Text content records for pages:
★ ★ ★ ★
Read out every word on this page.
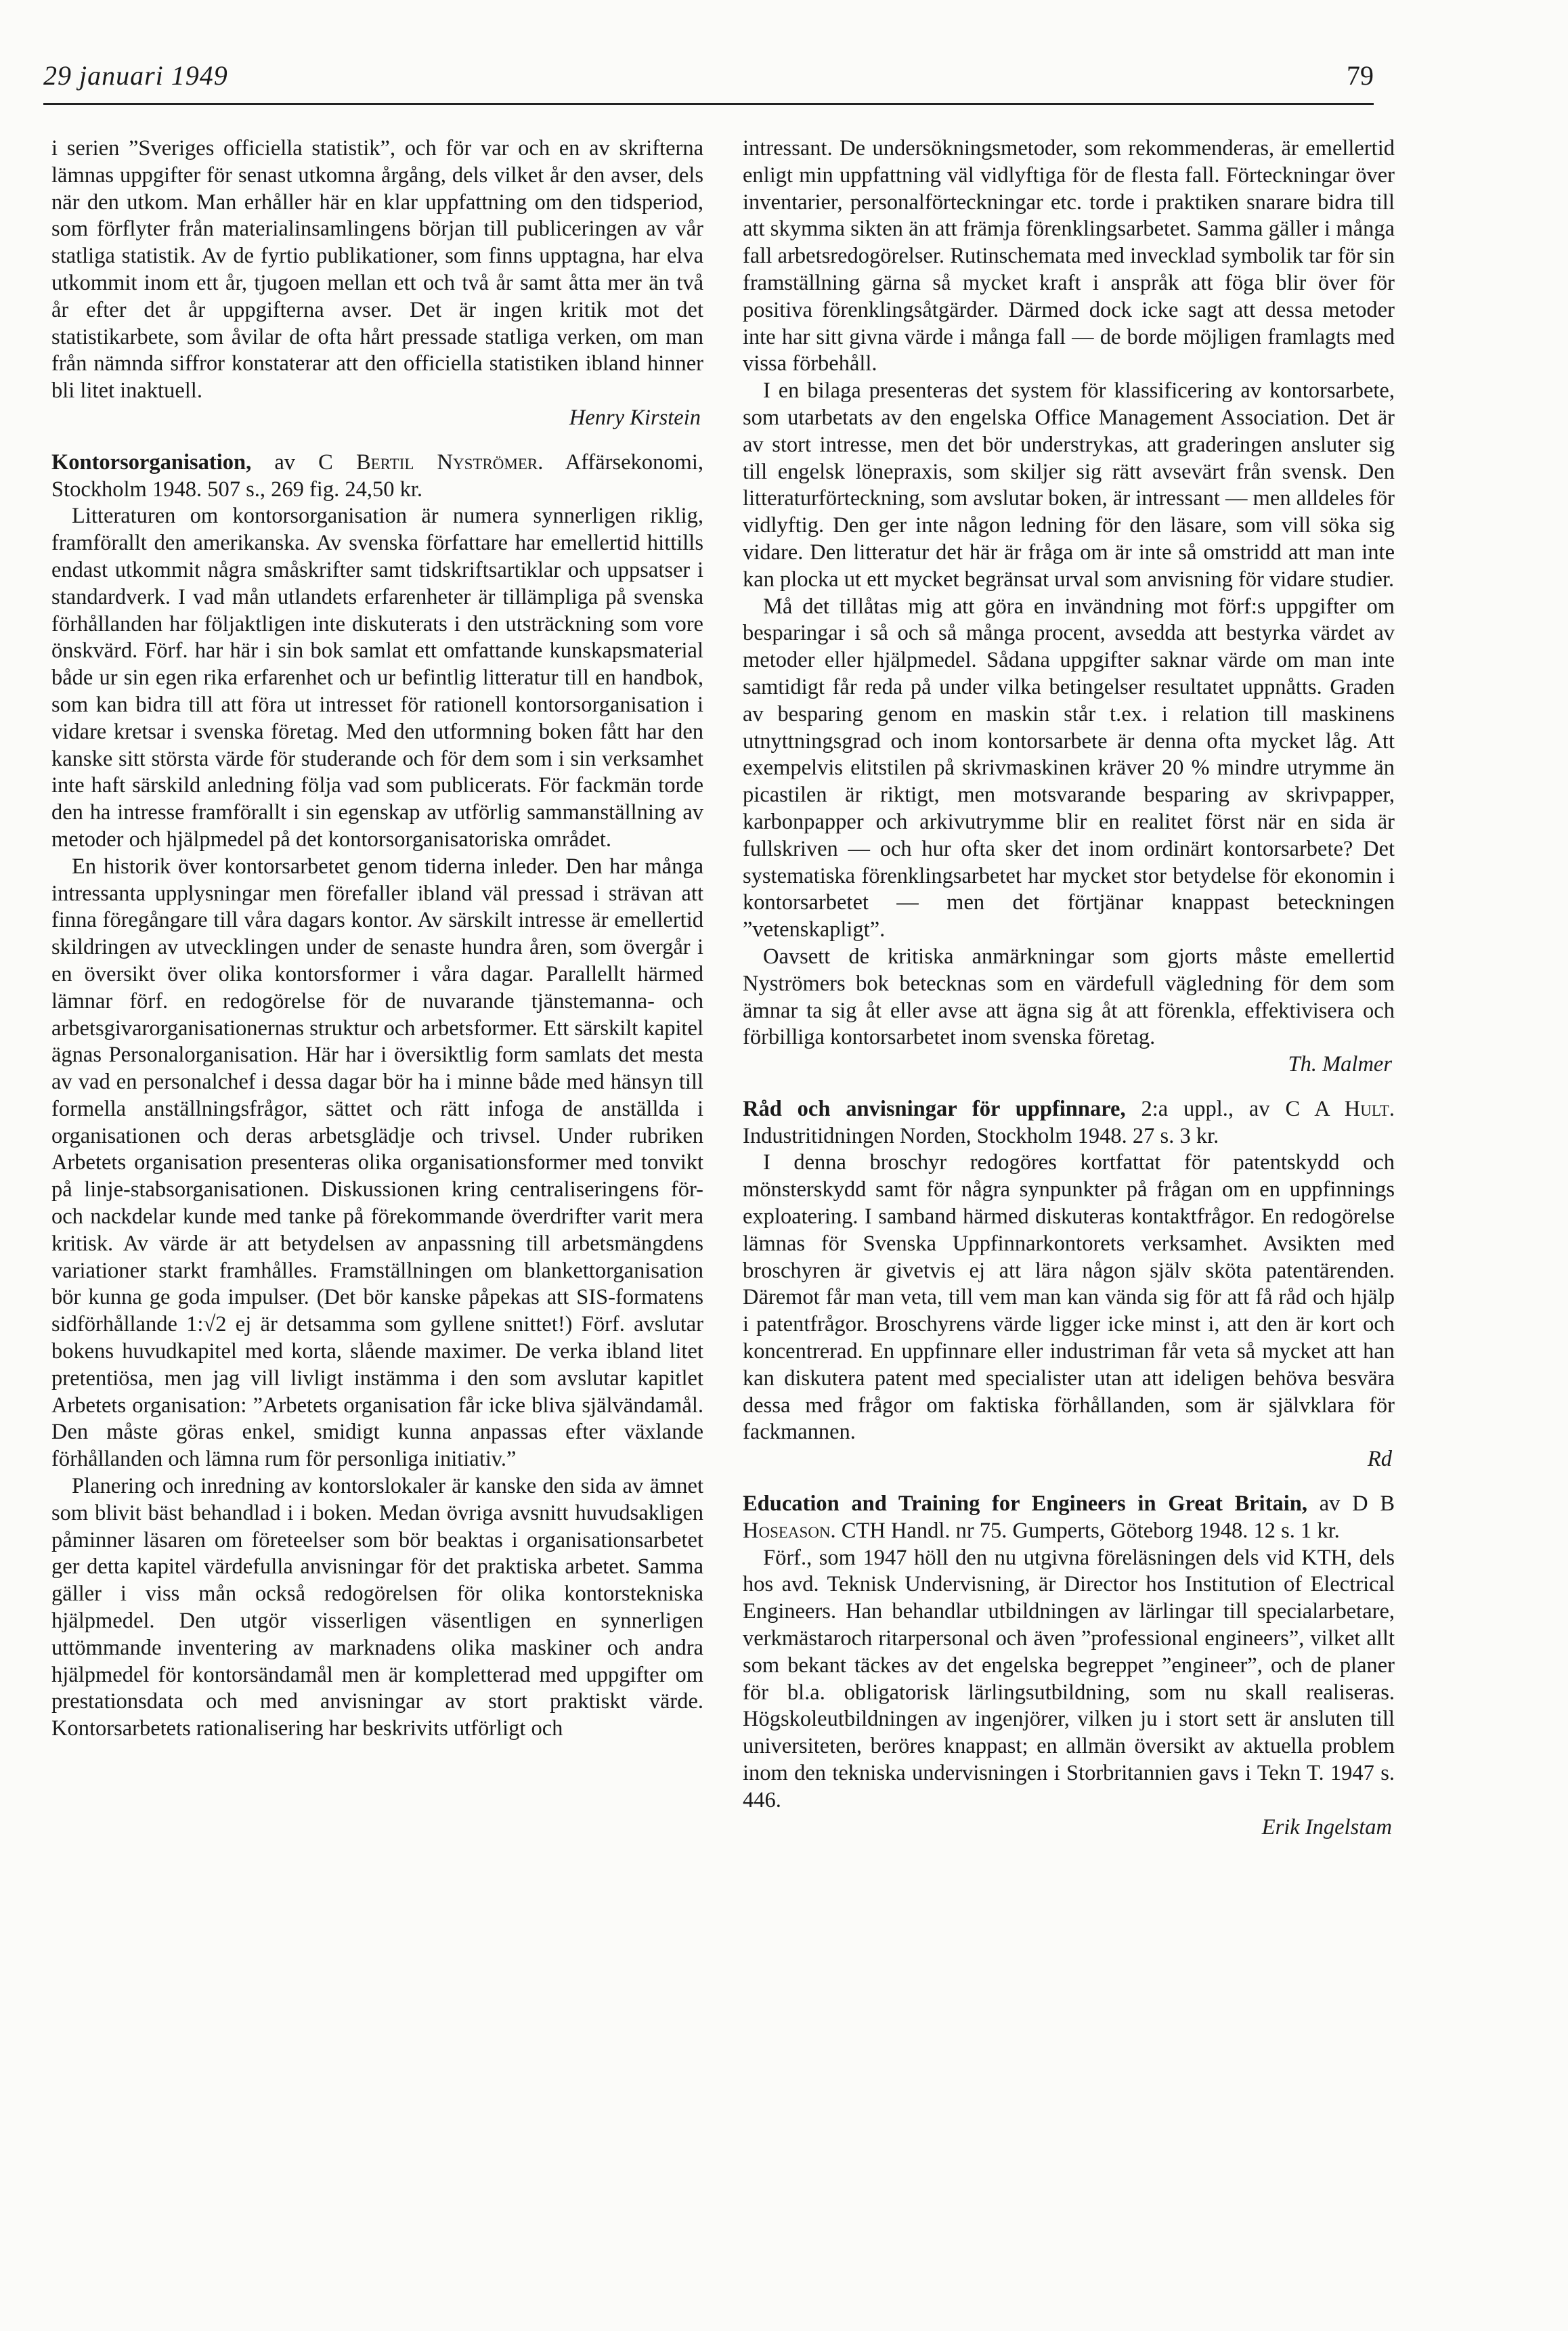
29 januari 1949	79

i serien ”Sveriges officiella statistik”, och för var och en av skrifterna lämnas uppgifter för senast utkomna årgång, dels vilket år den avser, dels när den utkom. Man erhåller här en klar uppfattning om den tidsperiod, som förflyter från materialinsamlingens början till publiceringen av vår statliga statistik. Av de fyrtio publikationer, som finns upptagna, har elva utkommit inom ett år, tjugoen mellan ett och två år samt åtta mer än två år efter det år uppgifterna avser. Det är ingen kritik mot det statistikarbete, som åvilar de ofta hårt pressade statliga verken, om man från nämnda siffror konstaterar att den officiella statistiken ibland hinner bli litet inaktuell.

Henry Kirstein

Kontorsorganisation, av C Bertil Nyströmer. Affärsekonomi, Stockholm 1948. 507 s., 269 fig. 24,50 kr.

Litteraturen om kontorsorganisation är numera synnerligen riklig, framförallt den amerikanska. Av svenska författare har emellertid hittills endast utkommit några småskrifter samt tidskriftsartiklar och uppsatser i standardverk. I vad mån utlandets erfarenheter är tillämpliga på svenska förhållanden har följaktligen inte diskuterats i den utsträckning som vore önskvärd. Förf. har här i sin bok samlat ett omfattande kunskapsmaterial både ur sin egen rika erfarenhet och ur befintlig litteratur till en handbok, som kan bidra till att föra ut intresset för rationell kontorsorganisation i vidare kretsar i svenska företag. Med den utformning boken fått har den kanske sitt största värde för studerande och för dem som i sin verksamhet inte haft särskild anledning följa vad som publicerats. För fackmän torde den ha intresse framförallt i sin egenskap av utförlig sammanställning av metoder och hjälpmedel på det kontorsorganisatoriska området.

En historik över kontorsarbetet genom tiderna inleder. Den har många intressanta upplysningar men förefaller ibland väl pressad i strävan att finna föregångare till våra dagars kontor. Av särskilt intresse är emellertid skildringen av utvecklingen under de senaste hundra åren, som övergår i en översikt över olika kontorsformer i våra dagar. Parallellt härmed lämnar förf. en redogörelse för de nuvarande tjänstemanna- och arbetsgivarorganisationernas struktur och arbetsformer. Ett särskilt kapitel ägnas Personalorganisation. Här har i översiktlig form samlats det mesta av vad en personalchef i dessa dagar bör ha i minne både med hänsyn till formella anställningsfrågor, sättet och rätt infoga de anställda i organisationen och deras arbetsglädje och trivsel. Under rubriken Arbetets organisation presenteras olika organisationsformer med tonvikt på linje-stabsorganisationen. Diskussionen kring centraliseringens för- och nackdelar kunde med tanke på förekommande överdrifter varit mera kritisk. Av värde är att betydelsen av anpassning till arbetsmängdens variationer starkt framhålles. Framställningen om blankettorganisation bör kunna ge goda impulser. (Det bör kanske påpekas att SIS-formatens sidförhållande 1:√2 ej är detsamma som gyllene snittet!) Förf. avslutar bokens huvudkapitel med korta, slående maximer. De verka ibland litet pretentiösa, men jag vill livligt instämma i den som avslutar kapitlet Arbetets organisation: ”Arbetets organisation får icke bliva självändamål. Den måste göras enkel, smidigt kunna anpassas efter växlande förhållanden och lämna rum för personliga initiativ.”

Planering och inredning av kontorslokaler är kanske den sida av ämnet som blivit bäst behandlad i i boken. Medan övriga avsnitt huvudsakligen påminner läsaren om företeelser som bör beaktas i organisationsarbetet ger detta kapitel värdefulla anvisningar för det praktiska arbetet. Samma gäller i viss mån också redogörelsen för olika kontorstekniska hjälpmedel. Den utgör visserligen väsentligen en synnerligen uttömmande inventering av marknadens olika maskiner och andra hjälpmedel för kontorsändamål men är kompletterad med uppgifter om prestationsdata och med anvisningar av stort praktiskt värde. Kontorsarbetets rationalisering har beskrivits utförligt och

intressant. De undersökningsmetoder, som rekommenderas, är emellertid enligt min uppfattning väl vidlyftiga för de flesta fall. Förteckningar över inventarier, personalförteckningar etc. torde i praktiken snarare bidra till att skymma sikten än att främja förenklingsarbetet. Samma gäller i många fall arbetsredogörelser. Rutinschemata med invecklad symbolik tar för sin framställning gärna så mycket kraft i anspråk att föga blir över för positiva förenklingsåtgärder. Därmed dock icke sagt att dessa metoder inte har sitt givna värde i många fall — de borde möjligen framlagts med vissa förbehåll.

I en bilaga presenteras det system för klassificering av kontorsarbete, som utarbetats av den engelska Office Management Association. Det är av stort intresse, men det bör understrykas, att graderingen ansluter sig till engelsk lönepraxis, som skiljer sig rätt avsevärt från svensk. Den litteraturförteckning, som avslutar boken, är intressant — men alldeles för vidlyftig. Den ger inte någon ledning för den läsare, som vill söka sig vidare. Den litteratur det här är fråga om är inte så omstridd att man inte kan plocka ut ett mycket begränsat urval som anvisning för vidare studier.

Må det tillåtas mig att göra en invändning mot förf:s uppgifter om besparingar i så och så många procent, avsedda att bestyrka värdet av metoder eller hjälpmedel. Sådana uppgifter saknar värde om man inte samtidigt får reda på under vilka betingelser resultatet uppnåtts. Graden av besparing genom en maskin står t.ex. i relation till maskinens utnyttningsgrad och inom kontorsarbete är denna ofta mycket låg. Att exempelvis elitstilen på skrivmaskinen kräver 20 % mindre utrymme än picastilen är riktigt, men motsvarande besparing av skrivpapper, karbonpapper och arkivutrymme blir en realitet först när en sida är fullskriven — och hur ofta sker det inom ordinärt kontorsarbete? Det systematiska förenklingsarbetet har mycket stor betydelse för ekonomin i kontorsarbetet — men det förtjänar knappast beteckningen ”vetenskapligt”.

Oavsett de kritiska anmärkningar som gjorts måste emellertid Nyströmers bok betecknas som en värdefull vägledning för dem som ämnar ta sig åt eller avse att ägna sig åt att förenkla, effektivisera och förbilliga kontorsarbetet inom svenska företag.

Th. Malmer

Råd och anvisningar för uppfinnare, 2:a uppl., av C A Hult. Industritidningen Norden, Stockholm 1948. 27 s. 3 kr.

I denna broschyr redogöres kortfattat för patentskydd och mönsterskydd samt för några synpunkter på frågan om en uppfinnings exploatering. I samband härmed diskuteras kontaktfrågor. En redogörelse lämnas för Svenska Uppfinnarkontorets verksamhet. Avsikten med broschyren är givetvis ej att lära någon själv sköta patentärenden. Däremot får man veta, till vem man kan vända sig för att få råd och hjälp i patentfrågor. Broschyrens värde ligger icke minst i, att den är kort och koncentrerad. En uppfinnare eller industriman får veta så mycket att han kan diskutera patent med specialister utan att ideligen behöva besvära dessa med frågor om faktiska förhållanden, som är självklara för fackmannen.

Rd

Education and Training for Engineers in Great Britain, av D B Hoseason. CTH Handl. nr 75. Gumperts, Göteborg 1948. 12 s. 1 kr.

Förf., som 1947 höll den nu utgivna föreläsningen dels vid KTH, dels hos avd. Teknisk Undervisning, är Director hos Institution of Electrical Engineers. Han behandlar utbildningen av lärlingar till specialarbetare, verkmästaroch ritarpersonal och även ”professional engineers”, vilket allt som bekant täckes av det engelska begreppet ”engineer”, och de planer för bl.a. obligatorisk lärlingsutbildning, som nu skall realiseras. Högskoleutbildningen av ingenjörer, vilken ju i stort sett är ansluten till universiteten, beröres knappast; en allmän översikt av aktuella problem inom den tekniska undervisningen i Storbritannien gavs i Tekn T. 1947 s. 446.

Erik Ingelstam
★ ★ ★ ★
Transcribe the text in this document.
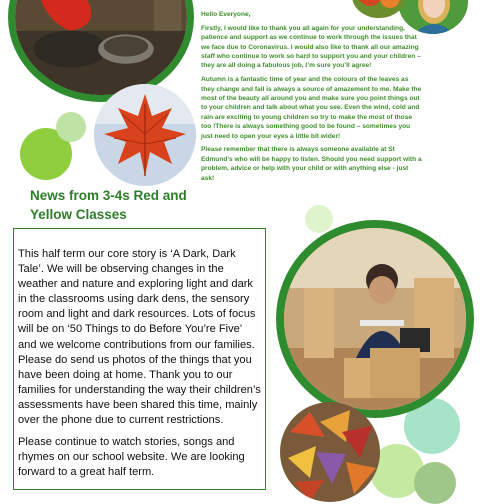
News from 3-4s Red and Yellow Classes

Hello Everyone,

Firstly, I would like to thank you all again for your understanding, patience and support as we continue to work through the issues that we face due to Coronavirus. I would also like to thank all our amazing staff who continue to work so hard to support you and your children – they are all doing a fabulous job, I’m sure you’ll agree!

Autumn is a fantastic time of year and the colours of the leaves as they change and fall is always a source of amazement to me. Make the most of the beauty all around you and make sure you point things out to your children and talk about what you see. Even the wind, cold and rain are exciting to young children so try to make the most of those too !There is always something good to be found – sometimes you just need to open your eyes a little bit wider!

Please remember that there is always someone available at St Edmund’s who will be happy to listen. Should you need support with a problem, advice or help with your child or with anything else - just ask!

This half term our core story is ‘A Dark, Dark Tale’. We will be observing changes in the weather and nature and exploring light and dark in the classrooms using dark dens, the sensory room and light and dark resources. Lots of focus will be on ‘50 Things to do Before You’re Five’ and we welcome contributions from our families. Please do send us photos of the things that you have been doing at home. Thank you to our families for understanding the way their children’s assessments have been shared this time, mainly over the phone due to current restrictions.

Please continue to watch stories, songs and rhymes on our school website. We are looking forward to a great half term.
★ ★ ★ ★
Work out how many lines of the entries contain the word "Stockholm", and answer with that number alone.

■ ANSWER BOX ■
2